#### Material provided ####
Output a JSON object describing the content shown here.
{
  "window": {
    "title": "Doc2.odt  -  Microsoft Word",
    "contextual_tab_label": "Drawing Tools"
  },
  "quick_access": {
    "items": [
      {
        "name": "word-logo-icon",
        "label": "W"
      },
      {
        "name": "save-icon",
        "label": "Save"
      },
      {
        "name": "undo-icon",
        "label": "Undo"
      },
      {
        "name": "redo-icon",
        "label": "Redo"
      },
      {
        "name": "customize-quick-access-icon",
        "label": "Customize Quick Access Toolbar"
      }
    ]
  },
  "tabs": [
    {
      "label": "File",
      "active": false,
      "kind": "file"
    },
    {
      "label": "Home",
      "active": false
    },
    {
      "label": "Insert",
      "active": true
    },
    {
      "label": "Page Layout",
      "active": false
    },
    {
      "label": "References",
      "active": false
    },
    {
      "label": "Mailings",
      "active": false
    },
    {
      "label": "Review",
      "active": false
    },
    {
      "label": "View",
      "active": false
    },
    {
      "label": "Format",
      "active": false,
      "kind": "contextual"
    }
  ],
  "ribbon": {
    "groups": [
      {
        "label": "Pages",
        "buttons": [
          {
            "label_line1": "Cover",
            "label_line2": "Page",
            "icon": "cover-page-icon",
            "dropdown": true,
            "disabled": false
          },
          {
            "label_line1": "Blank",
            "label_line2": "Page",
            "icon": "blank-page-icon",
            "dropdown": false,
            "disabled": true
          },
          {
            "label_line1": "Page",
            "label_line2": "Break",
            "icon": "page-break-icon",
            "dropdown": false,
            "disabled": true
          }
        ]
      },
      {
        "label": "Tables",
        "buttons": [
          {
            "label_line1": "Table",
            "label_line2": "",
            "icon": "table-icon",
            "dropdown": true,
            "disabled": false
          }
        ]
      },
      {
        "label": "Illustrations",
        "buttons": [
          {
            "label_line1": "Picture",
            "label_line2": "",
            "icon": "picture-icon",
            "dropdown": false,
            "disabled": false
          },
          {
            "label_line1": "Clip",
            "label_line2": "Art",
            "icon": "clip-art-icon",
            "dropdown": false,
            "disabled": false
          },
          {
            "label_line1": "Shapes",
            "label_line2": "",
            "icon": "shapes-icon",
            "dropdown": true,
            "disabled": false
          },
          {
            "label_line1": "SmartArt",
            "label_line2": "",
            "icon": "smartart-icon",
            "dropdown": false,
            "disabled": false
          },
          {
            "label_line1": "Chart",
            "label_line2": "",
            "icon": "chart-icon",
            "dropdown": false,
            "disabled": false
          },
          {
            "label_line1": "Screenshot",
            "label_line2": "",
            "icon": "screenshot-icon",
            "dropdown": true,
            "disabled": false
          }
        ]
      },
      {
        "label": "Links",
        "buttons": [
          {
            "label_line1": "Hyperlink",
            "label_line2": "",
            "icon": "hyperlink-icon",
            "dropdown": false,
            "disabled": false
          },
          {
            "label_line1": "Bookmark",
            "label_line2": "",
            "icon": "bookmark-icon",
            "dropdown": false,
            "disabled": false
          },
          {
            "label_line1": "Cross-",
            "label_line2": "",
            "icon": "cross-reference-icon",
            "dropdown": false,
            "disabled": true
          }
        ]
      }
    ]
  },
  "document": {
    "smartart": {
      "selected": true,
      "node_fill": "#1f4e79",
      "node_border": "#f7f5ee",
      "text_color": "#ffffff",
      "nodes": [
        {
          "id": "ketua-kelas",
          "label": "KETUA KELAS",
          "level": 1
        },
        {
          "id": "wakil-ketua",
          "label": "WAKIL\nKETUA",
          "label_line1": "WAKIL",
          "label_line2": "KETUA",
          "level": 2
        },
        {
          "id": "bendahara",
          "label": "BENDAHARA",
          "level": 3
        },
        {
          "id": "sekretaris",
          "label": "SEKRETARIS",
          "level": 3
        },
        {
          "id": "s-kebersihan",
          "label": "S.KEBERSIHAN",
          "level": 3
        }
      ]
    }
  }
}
####
What is needed:
Repeat the records above exactly as they appear.

Correct output:
Output a JSON object describing the content shown here.
{
  "window": {
    "title": "Doc2.odt  -  Microsoft Word",
    "contextual_tab_label": "Drawing Tools"
  },
  "quick_access": {
    "items": [
      {
        "name": "word-logo-icon",
        "label": "W"
      },
      {
        "name": "save-icon",
        "label": "Save"
      },
      {
        "name": "undo-icon",
        "label": "Undo"
      },
      {
        "name": "redo-icon",
        "label": "Redo"
      },
      {
        "name": "customize-quick-access-icon",
        "label": "Customize Quick Access Toolbar"
      }
    ]
  },
  "tabs": [
    {
      "label": "File",
      "active": false,
      "kind": "file"
    },
    {
      "label": "Home",
      "active": false
    },
    {
      "label": "Insert",
      "active": true
    },
    {
      "label": "Page Layout",
      "active": false
    },
    {
      "label": "References",
      "active": false
    },
    {
      "label": "Mailings",
      "active": false
    },
    {
      "label": "Review",
      "active": false
    },
    {
      "label": "View",
      "active": false
    },
    {
      "label": "Format",
      "active": false,
      "kind": "contextual"
    }
  ],
  "ribbon": {
    "groups": [
      {
        "label": "Pages",
        "buttons": [
          {
            "label_line1": "Cover",
            "label_line2": "Page",
            "icon": "cover-page-icon",
            "dropdown": true,
            "disabled": false
          },
          {
            "label_line1": "Blank",
            "label_line2": "Page",
            "icon": "blank-page-icon",
            "dropdown": false,
            "disabled": true
          },
          {
            "label_line1": "Page",
            "label_line2": "Break",
            "icon": "page-break-icon",
            "dropdown": false,
            "disabled": true
          }
        ]
      },
      {
        "label": "Tables",
        "buttons": [
          {
            "label_line1": "Table",
            "label_line2": "",
            "icon": "table-icon",
            "dropdown": true,
            "disabled": false
          }
        ]
      },
      {
        "label": "Illustrations",
        "buttons": [
          {
            "label_line1": "Picture",
            "label_line2": "",
            "icon": "picture-icon",
            "dropdown": false,
            "disabled": false
          },
          {
            "label_line1": "Clip",
            "label_line2": "Art",
            "icon": "clip-art-icon",
            "dropdown": false,
            "disabled": false
          },
          {
            "label_line1": "Shapes",
            "label_line2": "",
            "icon": "shapes-icon",
            "dropdown": true,
            "disabled": false
          },
          {
            "label_line1": "SmartArt",
            "label_line2": "",
            "icon": "smartart-icon",
            "dropdown": false,
            "disabled": false
          },
          {
            "label_line1": "Chart",
            "label_line2": "",
            "icon": "chart-icon",
            "dropdown": false,
            "disabled": false
          },
          {
            "label_line1": "Screenshot",
            "label_line2": "",
            "icon": "screenshot-icon",
            "dropdown": true,
            "disabled": false
          }
        ]
      },
      {
        "label": "Links",
        "buttons": [
          {
            "label_line1": "Hyperlink",
            "label_line2": "",
            "icon": "hyperlink-icon",
            "dropdown": false,
            "disabled": false
          },
          {
            "label_line1": "Bookmark",
            "label_line2": "",
            "icon": "bookmark-icon",
            "dropdown": false,
            "disabled": false
          },
          {
            "label_line1": "Cross-",
            "label_line2": "",
            "icon": "cross-reference-icon",
            "dropdown": false,
            "disabled": true
          }
        ]
      }
    ]
  },
  "document": {
    "smartart": {
      "selected": true,
      "node_fill": "#1f4e79",
      "node_border": "#f7f5ee",
      "text_color": "#ffffff",
      "nodes": [
        {
          "id": "ketua-kelas",
          "label": "KETUA KELAS",
          "level": 1
        },
        {
          "id": "wakil-ketua",
          "label": "WAKIL\nKETUA",
          "label_line1": "WAKIL",
          "label_line2": "KETUA",
          "level": 2
        },
        {
          "id": "bendahara",
          "label": "BENDAHARA",
          "level": 3
        },
        {
          "id": "sekretaris",
          "label": "SEKRETARIS",
          "level": 3
        },
        {
          "id": "s-kebersihan",
          "label": "S.KEBERSIHAN",
          "level": 3
        }
      ]
    }
  }
}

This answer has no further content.